_Exercise_
Transcribe the records exactly. Pictures do not belong in the transcription.

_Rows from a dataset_
>>>>

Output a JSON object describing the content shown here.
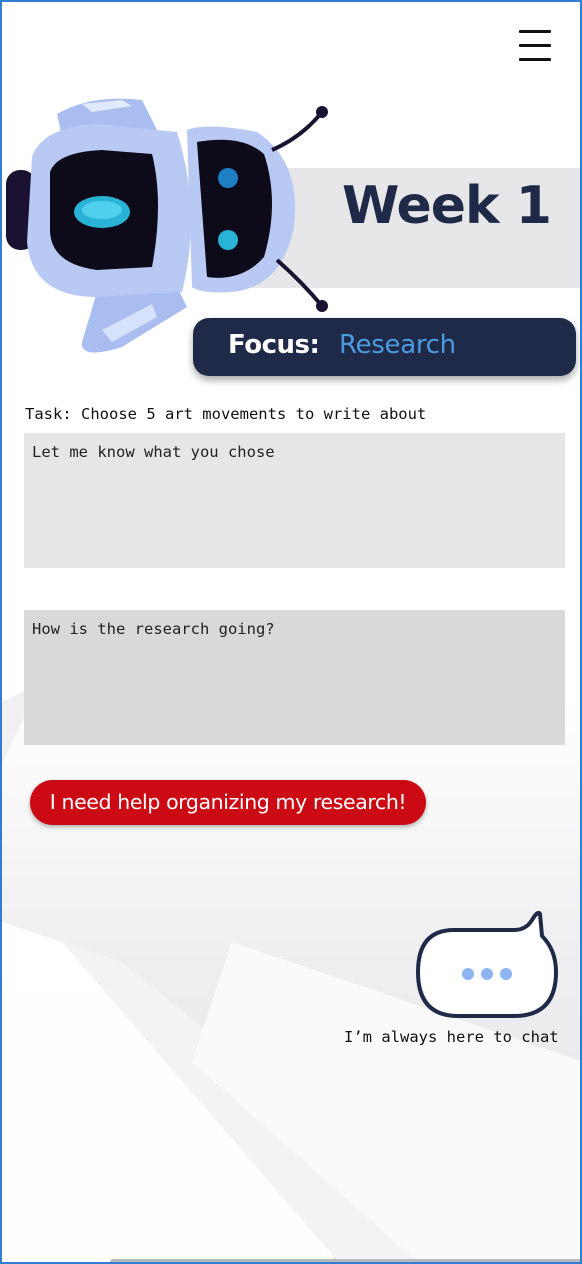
{
  "header": {
    "menu_icon": "hamburger-menu-icon",
    "week_title": "Week 1",
    "mascot_icon": "robot-mascot"
  },
  "focus": {
    "label": "Focus:",
    "value": "Research"
  },
  "task": {
    "text": "Task: Choose 5 art movements to write about",
    "response_placeholder": "Let me know what you chose"
  },
  "progress": {
    "placeholder": "How is the research going?"
  },
  "help_button": {
    "label": "I need help organizing my research!"
  },
  "chat": {
    "icon": "chat-bubble-icon",
    "caption": "I’m always here to chat"
  },
  "colors": {
    "navy": "#1e2a48",
    "accent_blue": "#4a9be0",
    "help_red": "#cc0a14",
    "chat_dots": "#8fb4f2"
  }
}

<<<<

_Task solution_
Output a JSON object describing the content shown here.
{
  "header": {
    "menu_icon": "hamburger-menu-icon",
    "week_title": "Week 1",
    "mascot_icon": "robot-mascot"
  },
  "focus": {
    "label": "Focus:",
    "value": "Research"
  },
  "task": {
    "text": "Task: Choose 5 art movements to write about",
    "response_placeholder": "Let me know what you chose"
  },
  "progress": {
    "placeholder": "How is the research going?"
  },
  "help_button": {
    "label": "I need help organizing my research!"
  },
  "chat": {
    "icon": "chat-bubble-icon",
    "caption": "I’m always here to chat"
  },
  "colors": {
    "navy": "#1e2a48",
    "accent_blue": "#4a9be0",
    "help_red": "#cc0a14",
    "chat_dots": "#8fb4f2"
  }
}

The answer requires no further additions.